**Record extracts**.
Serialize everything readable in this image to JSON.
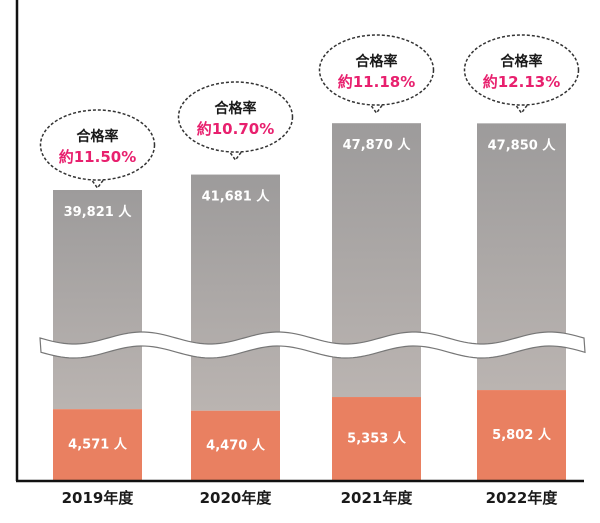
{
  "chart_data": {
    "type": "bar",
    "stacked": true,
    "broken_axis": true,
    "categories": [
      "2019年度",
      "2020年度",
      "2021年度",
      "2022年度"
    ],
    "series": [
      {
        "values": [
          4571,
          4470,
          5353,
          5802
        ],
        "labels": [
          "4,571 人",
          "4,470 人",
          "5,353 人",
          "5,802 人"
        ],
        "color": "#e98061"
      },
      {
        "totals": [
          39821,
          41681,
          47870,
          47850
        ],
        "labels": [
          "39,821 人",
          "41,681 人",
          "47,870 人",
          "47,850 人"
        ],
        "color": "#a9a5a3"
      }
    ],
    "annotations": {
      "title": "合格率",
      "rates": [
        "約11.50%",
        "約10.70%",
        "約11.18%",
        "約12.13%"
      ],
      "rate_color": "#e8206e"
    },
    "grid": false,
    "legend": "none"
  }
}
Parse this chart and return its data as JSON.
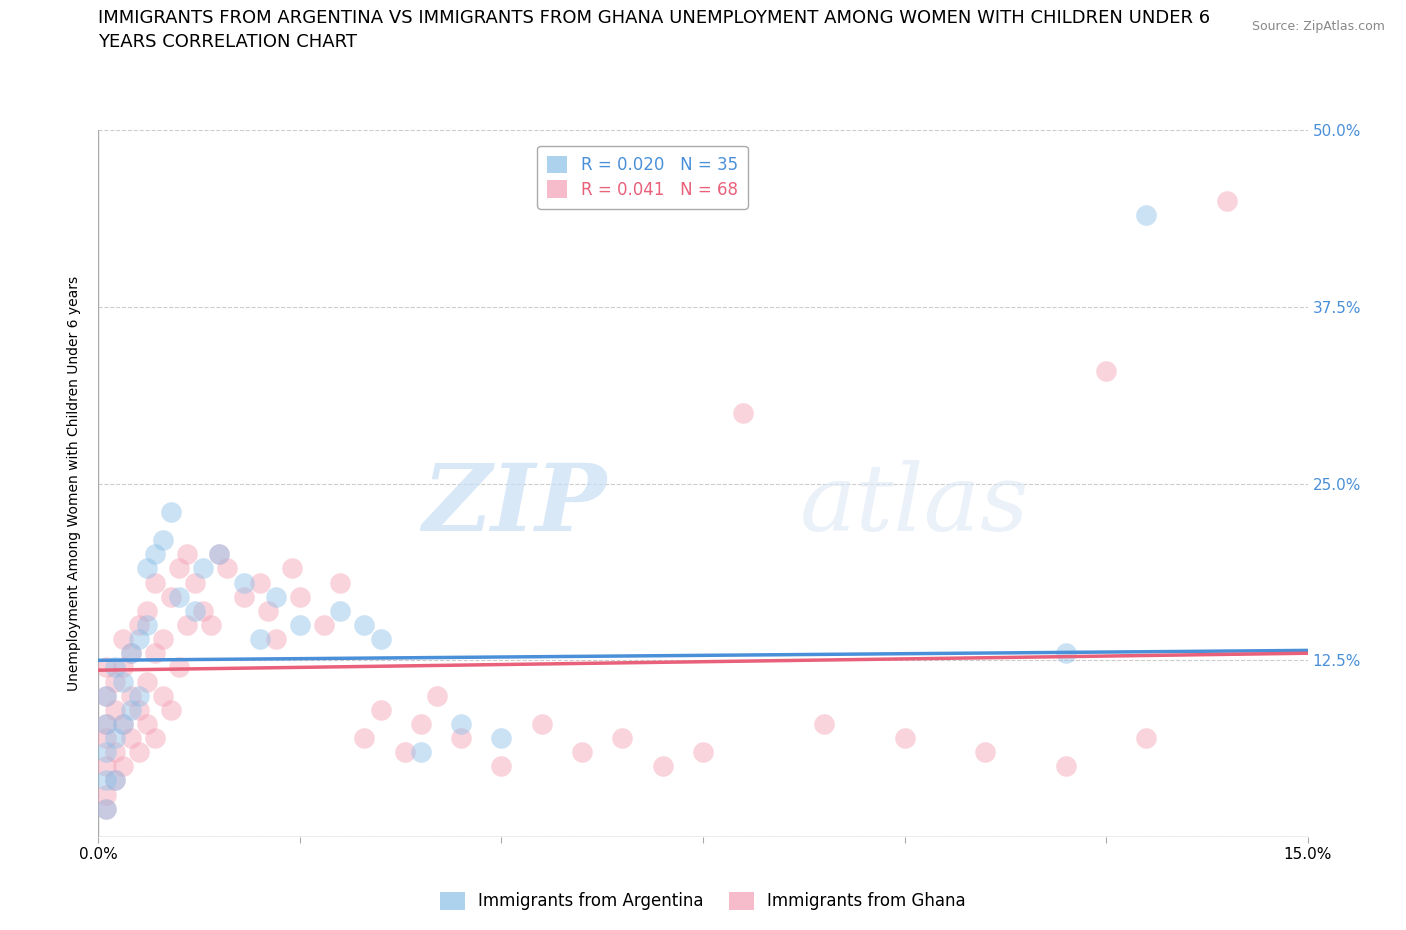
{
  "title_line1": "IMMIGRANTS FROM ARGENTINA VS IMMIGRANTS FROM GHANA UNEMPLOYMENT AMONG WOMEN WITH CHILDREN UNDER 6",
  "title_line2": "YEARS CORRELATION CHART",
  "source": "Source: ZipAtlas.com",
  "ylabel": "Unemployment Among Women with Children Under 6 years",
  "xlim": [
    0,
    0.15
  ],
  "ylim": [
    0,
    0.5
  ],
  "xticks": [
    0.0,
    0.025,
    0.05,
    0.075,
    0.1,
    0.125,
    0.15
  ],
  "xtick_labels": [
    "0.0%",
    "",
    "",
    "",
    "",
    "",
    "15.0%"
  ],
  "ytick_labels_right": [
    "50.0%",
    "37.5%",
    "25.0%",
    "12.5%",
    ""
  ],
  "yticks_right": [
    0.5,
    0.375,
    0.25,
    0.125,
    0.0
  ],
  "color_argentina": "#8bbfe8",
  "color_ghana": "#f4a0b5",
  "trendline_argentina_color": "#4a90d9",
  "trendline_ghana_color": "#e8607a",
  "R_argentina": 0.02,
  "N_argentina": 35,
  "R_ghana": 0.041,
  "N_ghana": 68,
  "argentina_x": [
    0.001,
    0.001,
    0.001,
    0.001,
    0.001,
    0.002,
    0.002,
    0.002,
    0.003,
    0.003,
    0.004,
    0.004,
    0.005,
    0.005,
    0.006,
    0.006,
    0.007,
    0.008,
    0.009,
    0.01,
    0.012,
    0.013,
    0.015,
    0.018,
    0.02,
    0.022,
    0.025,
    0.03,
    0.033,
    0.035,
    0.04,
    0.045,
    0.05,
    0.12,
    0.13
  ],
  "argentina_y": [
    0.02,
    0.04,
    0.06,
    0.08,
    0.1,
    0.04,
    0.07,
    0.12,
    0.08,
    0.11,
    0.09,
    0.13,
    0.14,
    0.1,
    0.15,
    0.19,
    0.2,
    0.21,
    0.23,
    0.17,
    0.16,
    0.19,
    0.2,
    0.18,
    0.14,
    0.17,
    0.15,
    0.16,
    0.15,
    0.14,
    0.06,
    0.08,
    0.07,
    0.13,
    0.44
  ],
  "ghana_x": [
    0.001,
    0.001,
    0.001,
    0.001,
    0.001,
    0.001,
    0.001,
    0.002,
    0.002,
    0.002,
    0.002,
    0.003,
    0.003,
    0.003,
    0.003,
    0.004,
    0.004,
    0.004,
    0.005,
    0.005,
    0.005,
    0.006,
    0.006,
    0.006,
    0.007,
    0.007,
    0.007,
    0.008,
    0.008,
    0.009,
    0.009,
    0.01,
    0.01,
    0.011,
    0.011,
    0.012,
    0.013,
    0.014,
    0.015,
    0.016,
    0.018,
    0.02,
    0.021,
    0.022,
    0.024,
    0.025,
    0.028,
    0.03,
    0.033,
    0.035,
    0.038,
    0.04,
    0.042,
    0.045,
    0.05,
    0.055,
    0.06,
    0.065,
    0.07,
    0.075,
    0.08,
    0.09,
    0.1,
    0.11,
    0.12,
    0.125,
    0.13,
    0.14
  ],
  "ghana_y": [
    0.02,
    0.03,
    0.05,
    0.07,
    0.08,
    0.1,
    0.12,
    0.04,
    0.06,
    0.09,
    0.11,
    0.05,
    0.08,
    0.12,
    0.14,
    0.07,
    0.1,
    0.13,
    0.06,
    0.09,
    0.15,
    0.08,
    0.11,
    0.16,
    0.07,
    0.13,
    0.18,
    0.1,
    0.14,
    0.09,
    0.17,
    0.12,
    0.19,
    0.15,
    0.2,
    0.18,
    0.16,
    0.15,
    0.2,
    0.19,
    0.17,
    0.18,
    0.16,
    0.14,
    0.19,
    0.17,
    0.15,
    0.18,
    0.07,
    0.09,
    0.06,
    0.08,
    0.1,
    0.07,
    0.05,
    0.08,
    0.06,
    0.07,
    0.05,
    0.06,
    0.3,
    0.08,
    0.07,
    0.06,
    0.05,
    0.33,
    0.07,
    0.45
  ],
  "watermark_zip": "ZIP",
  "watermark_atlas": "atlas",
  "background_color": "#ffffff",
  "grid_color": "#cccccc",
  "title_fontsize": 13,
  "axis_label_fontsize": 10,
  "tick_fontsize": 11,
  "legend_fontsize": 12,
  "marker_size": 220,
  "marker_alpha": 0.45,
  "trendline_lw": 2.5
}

**Task details**. Print out the whole of the material word for word, without pictures.

**Solution to this task**.
Serialize everything readable in this image to JSON.
{
  "chart_data": {
    "type": "bar",
    "stacked": true,
    "broken_axis": true,
    "categories": [
      "2019年度",
      "2020年度",
      "2021年度",
      "2022年度"
    ],
    "series": [
      {
        "values": [
          4571,
          4470,
          5353,
          5802
        ],
        "labels": [
          "4,571 人",
          "4,470 人",
          "5,353 人",
          "5,802 人"
        ],
        "color": "#e98061"
      },
      {
        "totals": [
          39821,
          41681,
          47870,
          47850
        ],
        "labels": [
          "39,821 人",
          "41,681 人",
          "47,870 人",
          "47,850 人"
        ],
        "color": "#a9a5a3"
      }
    ],
    "annotations": {
      "title": "合格率",
      "rates": [
        "約11.50%",
        "約10.70%",
        "約11.18%",
        "約12.13%"
      ],
      "rate_color": "#e8206e"
    },
    "grid": false,
    "legend": "none"
  }
}
Parse this chart and return its data as JSON.
{
  "title_line1": "IMMIGRANTS FROM ARGENTINA VS IMMIGRANTS FROM GHANA UNEMPLOYMENT AMONG WOMEN WITH CHILDREN UNDER 6",
  "title_line2": "YEARS CORRELATION CHART",
  "source": "Source: ZipAtlas.com",
  "ylabel": "Unemployment Among Women with Children Under 6 years",
  "xlim": [
    0,
    0.15
  ],
  "ylim": [
    0,
    0.5
  ],
  "xticks": [
    0.0,
    0.025,
    0.05,
    0.075,
    0.1,
    0.125,
    0.15
  ],
  "xtick_labels": [
    "0.0%",
    "",
    "",
    "",
    "",
    "",
    "15.0%"
  ],
  "ytick_labels_right": [
    "50.0%",
    "37.5%",
    "25.0%",
    "12.5%",
    ""
  ],
  "yticks_right": [
    0.5,
    0.375,
    0.25,
    0.125,
    0.0
  ],
  "color_argentina": "#8bbfe8",
  "color_ghana": "#f4a0b5",
  "trendline_argentina_color": "#4a90d9",
  "trendline_ghana_color": "#e8607a",
  "R_argentina": 0.02,
  "N_argentina": 35,
  "R_ghana": 0.041,
  "N_ghana": 68,
  "argentina_x": [
    0.001,
    0.001,
    0.001,
    0.001,
    0.001,
    0.002,
    0.002,
    0.002,
    0.003,
    0.003,
    0.004,
    0.004,
    0.005,
    0.005,
    0.006,
    0.006,
    0.007,
    0.008,
    0.009,
    0.01,
    0.012,
    0.013,
    0.015,
    0.018,
    0.02,
    0.022,
    0.025,
    0.03,
    0.033,
    0.035,
    0.04,
    0.045,
    0.05,
    0.12,
    0.13
  ],
  "argentina_y": [
    0.02,
    0.04,
    0.06,
    0.08,
    0.1,
    0.04,
    0.07,
    0.12,
    0.08,
    0.11,
    0.09,
    0.13,
    0.14,
    0.1,
    0.15,
    0.19,
    0.2,
    0.21,
    0.23,
    0.17,
    0.16,
    0.19,
    0.2,
    0.18,
    0.14,
    0.17,
    0.15,
    0.16,
    0.15,
    0.14,
    0.06,
    0.08,
    0.07,
    0.13,
    0.44
  ],
  "ghana_x": [
    0.001,
    0.001,
    0.001,
    0.001,
    0.001,
    0.001,
    0.001,
    0.002,
    0.002,
    0.002,
    0.002,
    0.003,
    0.003,
    0.003,
    0.003,
    0.004,
    0.004,
    0.004,
    0.005,
    0.005,
    0.005,
    0.006,
    0.006,
    0.006,
    0.007,
    0.007,
    0.007,
    0.008,
    0.008,
    0.009,
    0.009,
    0.01,
    0.01,
    0.011,
    0.011,
    0.012,
    0.013,
    0.014,
    0.015,
    0.016,
    0.018,
    0.02,
    0.021,
    0.022,
    0.024,
    0.025,
    0.028,
    0.03,
    0.033,
    0.035,
    0.038,
    0.04,
    0.042,
    0.045,
    0.05,
    0.055,
    0.06,
    0.065,
    0.07,
    0.075,
    0.08,
    0.09,
    0.1,
    0.11,
    0.12,
    0.125,
    0.13,
    0.14
  ],
  "ghana_y": [
    0.02,
    0.03,
    0.05,
    0.07,
    0.08,
    0.1,
    0.12,
    0.04,
    0.06,
    0.09,
    0.11,
    0.05,
    0.08,
    0.12,
    0.14,
    0.07,
    0.1,
    0.13,
    0.06,
    0.09,
    0.15,
    0.08,
    0.11,
    0.16,
    0.07,
    0.13,
    0.18,
    0.1,
    0.14,
    0.09,
    0.17,
    0.12,
    0.19,
    0.15,
    0.2,
    0.18,
    0.16,
    0.15,
    0.2,
    0.19,
    0.17,
    0.18,
    0.16,
    0.14,
    0.19,
    0.17,
    0.15,
    0.18,
    0.07,
    0.09,
    0.06,
    0.08,
    0.1,
    0.07,
    0.05,
    0.08,
    0.06,
    0.07,
    0.05,
    0.06,
    0.3,
    0.08,
    0.07,
    0.06,
    0.05,
    0.33,
    0.07,
    0.45
  ],
  "watermark_zip": "ZIP",
  "watermark_atlas": "atlas",
  "background_color": "#ffffff",
  "grid_color": "#cccccc",
  "title_fontsize": 13,
  "axis_label_fontsize": 10,
  "tick_fontsize": 11,
  "legend_fontsize": 12,
  "marker_size": 220,
  "marker_alpha": 0.45,
  "trendline_lw": 2.5
}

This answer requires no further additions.